Return the listing below verbatim. Pictures do not belong in the copy.

[Dataset items]

+ + + +

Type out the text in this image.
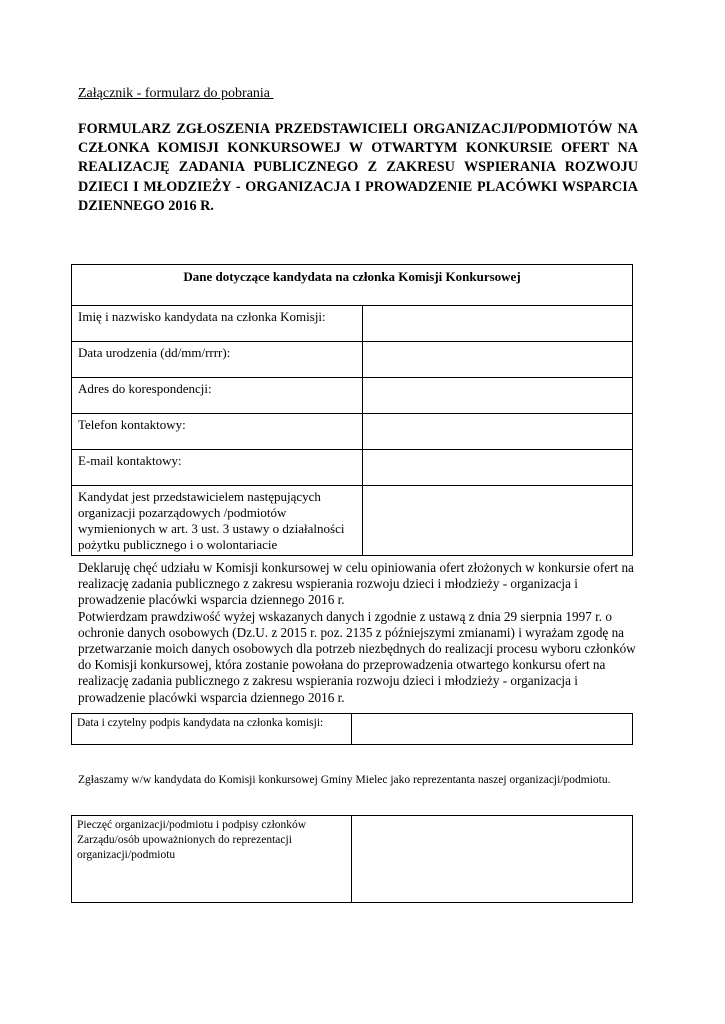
Załącznik - formularz do pobrania
FORMULARZ ZGŁOSZENIA PRZEDSTAWICIELI ORGANIZACJI/PODMIOTÓW NA CZŁONKA KOMISJI KONKURSOWEJ W OTWARTYM KONKURSIE OFERT NA REALIZACJĘ ZADANIA PUBLICZNEGO Z ZAKRESU WSPIERANIA ROZWOJU DZIECI I MŁODZIEŻY - ORGANIZACJA I PROWADZENIE PLACÓWKI WSPARCIA DZIENNEGO 2016 R.
Dane dotyczące kandydata na członka Komisji Konkursowej	
Imię i nazwisko kandydata na członka Komisji:	
Data urodzenia (dd/mm/rrrr):	
Adres do korespondencji:	
Telefon kontaktowy:	
E-mail kontaktowy:	
Kandydat jest przedstawicielem następujących organizacji pozarządowych /podmiotów wymienionych w art. 3 ust. 3 ustawy o działalności pożytku publicznego i o wolontariacie	

Deklaruję chęć udziału w Komisji konkursowej w celu opiniowania ofert złożonych w konkursie ofert na realizację zadania publicznego z zakresu wspierania rozwoju dzieci i młodzieży - organizacja i prowadzenie placówki wsparcia dziennego 2016 r.

Potwierdzam prawdziwość wyżej wskazanych danych i zgodnie z ustawą z dnia 29 sierpnia 1997 r. o ochronie danych osobowych (Dz.U. z 2015 r. poz. 2135 z późniejszymi zmianami) i wyrażam zgodę na przetwarzanie moich danych osobowych dla potrzeb niezbędnych do realizacji procesu wyboru członków do Komisji konkursowej, która zostanie powołana do przeprowadzenia otwartego konkursu ofert na realizację zadania publicznego z zakresu wspierania rozwoju dzieci i młodzieży - organizacja i prowadzenie placówki wsparcia dziennego 2016 r.

Data i czytelny podpis kandydata na członka komisji:	
Zgłaszamy w/w kandydata do Komisji konkursowej Gminy Mielec jako reprezentanta naszej organizacji/podmiotu.
Pieczęć organizacji/podmiotu i podpisy członków Zarządu/osób upoważnionych do reprezentacji organizacji/podmiotu	
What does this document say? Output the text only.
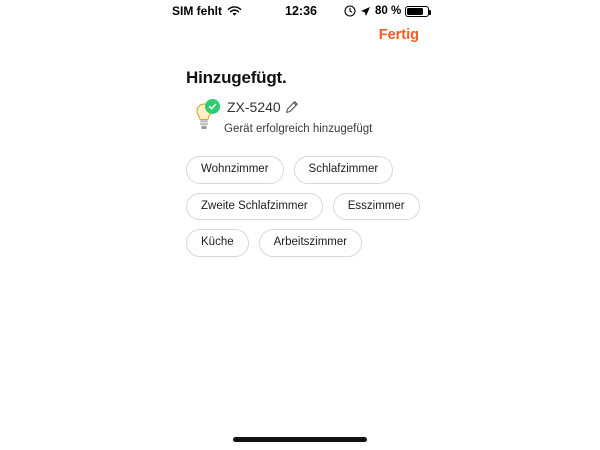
SIM fehlt	12:36	80 %
Fertig
Hinzugefügt.
ZX-5240
Gerät erfolgreich hinzugefügt
Wohnzimmer	Schlafzimmer
Zweite Schlafzimmer	Esszimmer
Küche	Arbeitszimmer
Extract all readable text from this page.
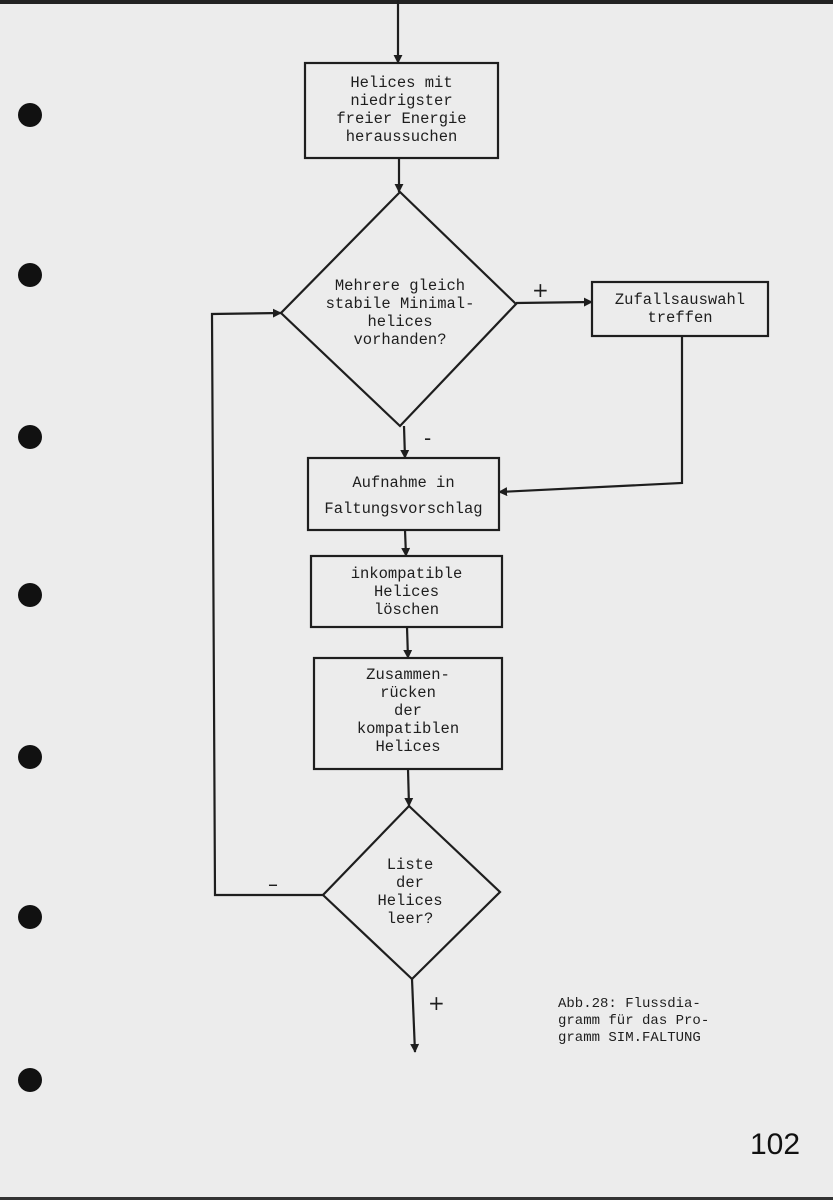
Helices mit
niedrigster
freier Energie
heraussuchen
Mehrere gleich
stabile Minimal-
helices
vorhanden?
Zufallsauswahl
treffen
Aufnahme in
Faltungsvorschlag
inkompatible
Helices
löschen
Zusammen-
rücken
der
kompatiblen
Helices
Liste
der
Helices
leer?
+
-
–
+	Abb.28: Flussdia-
gramm für das Pro-
gramm SIM.FALTUNG
102
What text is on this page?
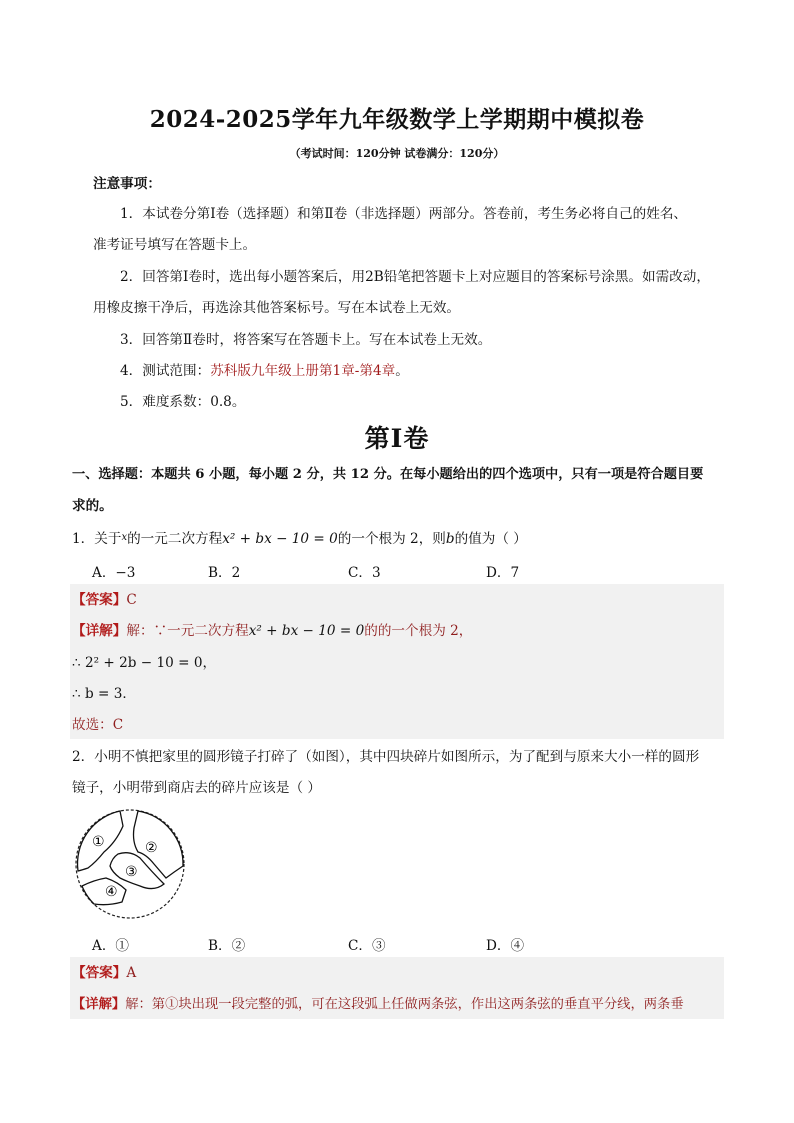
2024-2025学年九年级数学上学期期中模拟卷
（考试时间：120分钟 试卷满分：120分）
注意事项：
1．本试卷分第Ⅰ卷（选择题）和第Ⅱ卷（非选择题）两部分。答卷前，考生务必将自己的姓名、
准考证号填写在答题卡上。
2．回答第Ⅰ卷时，选出每小题答案后，用2B铅笔把答题卡上对应题目的答案标号涂黑。如需改动，
用橡皮擦干净后，再选涂其他答案标号。写在本试卷上无效。
3．回答第Ⅱ卷时，将答案写在答题卡上。写在本试卷上无效。
4．测试范围：苏科版九年级上册第1章-第4章。
5．难度系数：0.8。
第Ⅰ卷
一、选择题：本题共 6 小题，每小题 2 分，共 12 分。在每小题给出的四个选项中，只有一项是符合题目要
求的。
1．关于$^x$的一元二次方程x² + bx − 10 = 0的一个根为 2，则b的值为（ ）
A．−3	B．2	C．3	D．7
【答案】C
【详解】解：∵一元二次方程x² + bx − 10 = 0的的一个根为 2，
∴ 2² + 2b − 10 = 0，
∴ b = 3．
故选：C
2．小明不慎把家里的圆形镜子打碎了（如图），其中四块碎片如图所示，为了配到与原来大小一样的圆形
镜子，小明带到商店去的碎片应该是（ ）
①	②
③
④
A．①	B．②	C．③	D．④
【答案】A
【详解】解：第①块出现一段完整的弧，可在这段弧上任做两条弦，作出这两条弦的垂直平分线，两条垂
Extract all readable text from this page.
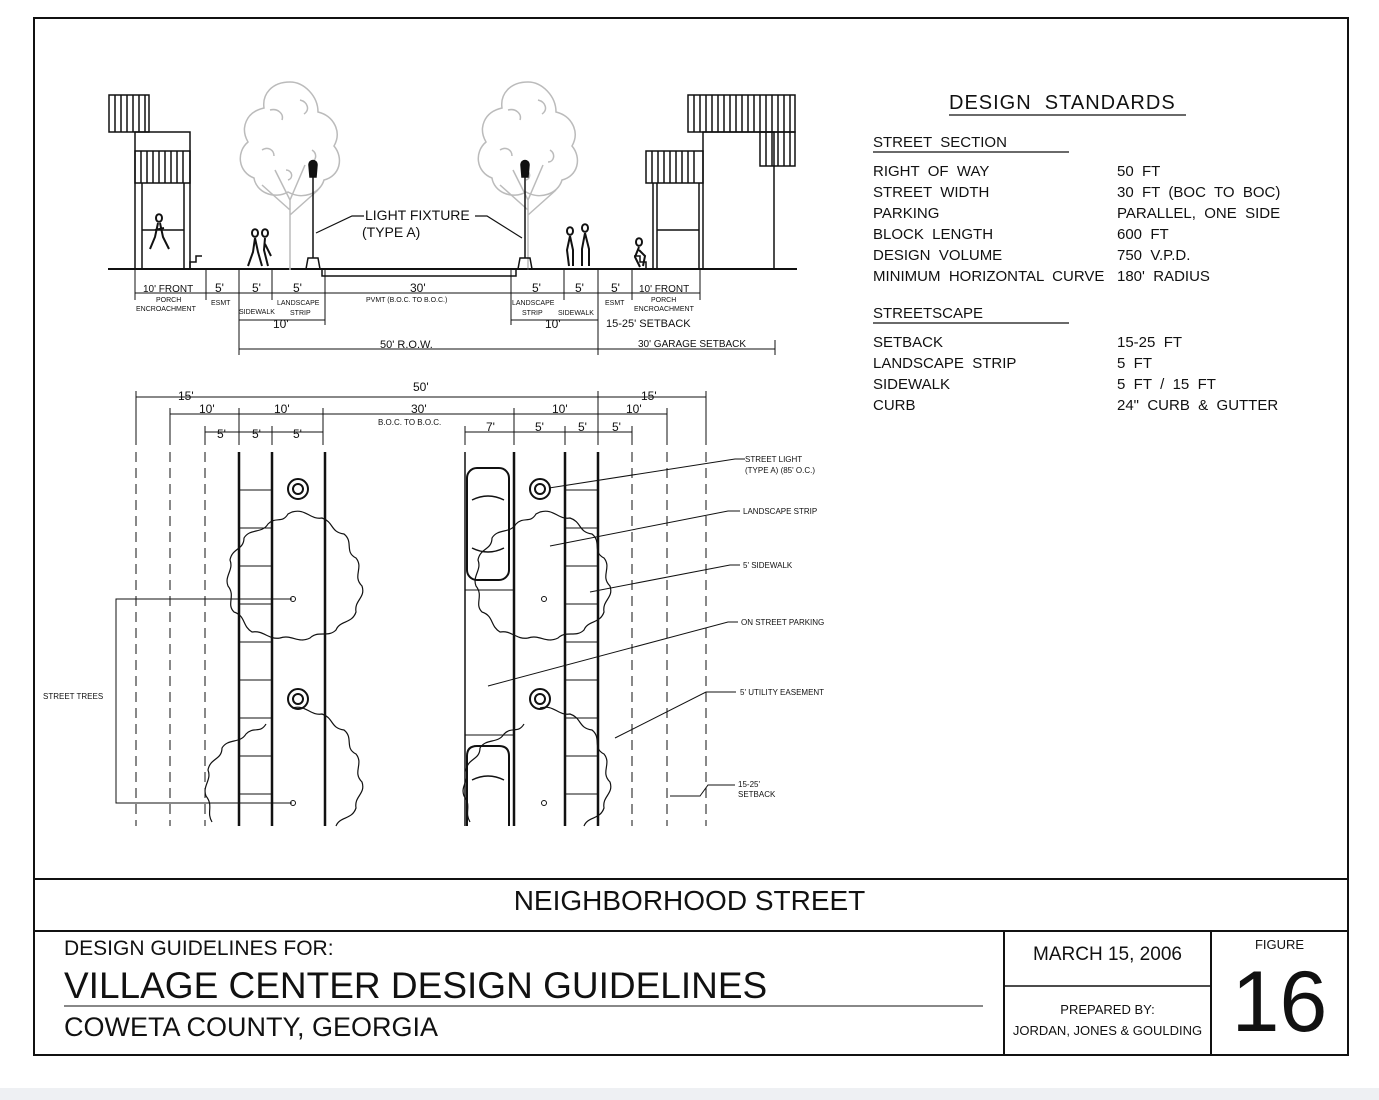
10' FRONT
PORCH
ENCROACHMENT
5'
ESMT
5'	5'
SIDEWALK
LANDSCAPE
STRIP
10'
30'
PVMT (B.O.C. TO B.O.C.)
5'	5'
LANDSCAPE
STRIP SIDEWALK
10'
5'
ESMT
10' FRONT
PORCH
ENCROACHMENT
15-25' SETBACK
50' R.O.W.	30' GARAGE SETBACK
LIGHT FIXTURE
(TYPE A)
50'
15'	15'
10'	10'	30'
B.O.C. TO B.O.C.
10'	10'
5' 5'	5'	7'	5'	5' 5'
STREET TREES
STREET LIGHT
(TYPE A) (85' O.C.)
LANDSCAPE STRIP
5' SIDEWALK
ON STREET PARKING
5' UTILITY EASEMENT
15-25'
SETBACK
DESIGN  STANDARDS
STREET  SECTION
RIGHT  OF  WAY	50  FT
STREET  WIDTH	30  FT  (BOC  TO  BOC)
PARKING	PARALLEL,  ONE  SIDE
BLOCK  LENGTH	600  FT
DESIGN  VOLUME	750  V.P.D.
MINIMUM  HORIZONTAL  CURVE 180'  RADIUS
STREETSCAPE
SETBACK	15-25  FT
LANDSCAPE  STRIP	5  FT
SIDEWALK	5  FT  /  15  FT
CURB	24"  CURB  &  GUTTER
NEIGHBORHOOD STREET
DESIGN GUIDELINES FOR:
VILLAGE CENTER DESIGN GUIDELINES
COWETA COUNTY, GEORGIA
MARCH 15, 2006
PREPARED BY:
JORDAN, JONES & GOULDING
FIGURE
16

+ + + +

### Result below
Type out the text in this image.
Załącznik - formularz do pobrania
FORMULARZ ZGŁOSZENIA PRZEDSTAWICIELI ORGANIZACJI/PODMIOTÓW NA CZŁONKA KOMISJI KONKURSOWEJ W OTWARTYM KONKURSIE OFERT NA REALIZACJĘ ZADANIA PUBLICZNEGO Z ZAKRESU WSPIERANIA ROZWOJU DZIECI I MŁODZIEŻY - ORGANIZACJA I PROWADZENIE PLACÓWKI WSPARCIA DZIENNEGO 2016 R.
Dane dotyczące kandydata na członka Komisji Konkursowej	
Imię i nazwisko kandydata na członka Komisji:	
Data urodzenia (dd/mm/rrrr):	
Adres do korespondencji:	
Telefon kontaktowy:	
E-mail kontaktowy:	
Kandydat jest przedstawicielem następujących organizacji pozarządowych /podmiotów wymienionych w art. 3 ust. 3 ustawy o działalności pożytku publicznego i o wolontariacie	

Deklaruję chęć udziału w Komisji konkursowej w celu opiniowania ofert złożonych w konkursie ofert na realizację zadania publicznego z zakresu wspierania rozwoju dzieci i młodzieży - organizacja i prowadzenie placówki wsparcia dziennego 2016 r.

Potwierdzam prawdziwość wyżej wskazanych danych i zgodnie z ustawą z dnia 29 sierpnia 1997 r. o ochronie danych osobowych (Dz.U. z 2015 r. poz. 2135 z późniejszymi zmianami) i wyrażam zgodę na przetwarzanie moich danych osobowych dla potrzeb niezbędnych do realizacji procesu wyboru członków do Komisji konkursowej, która zostanie powołana do przeprowadzenia otwartego konkursu ofert na realizację zadania publicznego z zakresu wspierania rozwoju dzieci i młodzieży - organizacja i prowadzenie placówki wsparcia dziennego 2016 r.

Data i czytelny podpis kandydata na członka komisji:	
Zgłaszamy w/w kandydata do Komisji konkursowej Gminy Mielec jako reprezentanta naszej organizacji/podmiotu.
Pieczęć organizacji/podmiotu i podpisy członków Zarządu/osób upoważnionych do reprezentacji organizacji/podmiotu	
What does this document say? Output the text only.
SIM fehlt	12:36	80 %
Fertig
Hinzugefügt.
ZX-5240
Gerät erfolgreich hinzugefügt
Wohnzimmer	Schlafzimmer
Zweite Schlafzimmer	Esszimmer
Küche	Arbeitszimmer
Extract all readable text from this page.
Helices mit
niedrigster
freier Energie
heraussuchen
Mehrere gleich
stabile Minimal-
helices
vorhanden?
Zufallsauswahl
treffen
Aufnahme in
Faltungsvorschlag
inkompatible
Helices
löschen
Zusammen-
rücken
der
kompatiblen
Helices
Liste
der
Helices
leer?
+
-
–
+	Abb.28: Flussdia-
gramm für das Pro-
gramm SIM.FALTUNG
102
What text is on this page?
2024-2025学年九年级数学上学期期中模拟卷
（考试时间：120分钟 试卷满分：120分）
注意事项：
1．本试卷分第Ⅰ卷（选择题）和第Ⅱ卷（非选择题）两部分。答卷前，考生务必将自己的姓名、
准考证号填写在答题卡上。
2．回答第Ⅰ卷时，选出每小题答案后，用2B铅笔把答题卡上对应题目的答案标号涂黑。如需改动，
用橡皮擦干净后，再选涂其他答案标号。写在本试卷上无效。
3．回答第Ⅱ卷时，将答案写在答题卡上。写在本试卷上无效。
4．测试范围：苏科版九年级上册第1章-第4章。
5．难度系数：0.8。
第Ⅰ卷
一、选择题：本题共 6 小题，每小题 2 分，共 12 分。在每小题给出的四个选项中，只有一项是符合题目要
求的。
1．关于$^x$的一元二次方程x² + bx − 10 = 0的一个根为 2，则b的值为（ ）
A．−3	B．2	C．3	D．7
【答案】C
【详解】解：∵一元二次方程x² + bx − 10 = 0的的一个根为 2，
∴ 2² + 2b − 10 = 0，
∴ b = 3．
故选：C
2．小明不慎把家里的圆形镜子打碎了（如图），其中四块碎片如图所示，为了配到与原来大小一样的圆形
镜子，小明带到商店去的碎片应该是（ ）
①	②
③
④
A．①	B．②	C．③	D．④
【答案】A
【详解】解：第①块出现一段完整的弧，可在这段弧上任做两条弦，作出这两条弦的垂直平分线，两条垂
Extract all readable text from this page.
10' FRONT
PORCH
ENCROACHMENT
5'
ESMT
5'	5'
SIDEWALK
LANDSCAPE
STRIP
10'
30'
PVMT (B.O.C. TO B.O.C.)
5'	5'
LANDSCAPE
STRIP SIDEWALK
10'
5'
ESMT
10' FRONT
PORCH
ENCROACHMENT
15-25' SETBACK
50' R.O.W.	30' GARAGE SETBACK
LIGHT FIXTURE
(TYPE A)
50'
15'	15'
10'	10'	30'
B.O.C. TO B.O.C.
10'	10'
5' 5'	5'	7'	5'	5' 5'
STREET TREES
STREET LIGHT
(TYPE A) (85' O.C.)
LANDSCAPE STRIP
5' SIDEWALK
ON STREET PARKING
5' UTILITY EASEMENT
15-25'
SETBACK
DESIGN  STANDARDS
STREET  SECTION
RIGHT  OF  WAY	50  FT
STREET  WIDTH	30  FT  (BOC  TO  BOC)
PARKING	PARALLEL,  ONE  SIDE
BLOCK  LENGTH	600  FT
DESIGN  VOLUME	750  V.P.D.
MINIMUM  HORIZONTAL  CURVE 180'  RADIUS
STREETSCAPE
SETBACK	15-25  FT
LANDSCAPE  STRIP	5  FT
SIDEWALK	5  FT  /  15  FT
CURB	24"  CURB  &  GUTTER
NEIGHBORHOOD STREET
DESIGN GUIDELINES FOR:
VILLAGE CENTER DESIGN GUIDELINES
COWETA COUNTY, GEORGIA
MARCH 15, 2006
PREPARED BY:
JORDAN, JONES & GOULDING
FIGURE
16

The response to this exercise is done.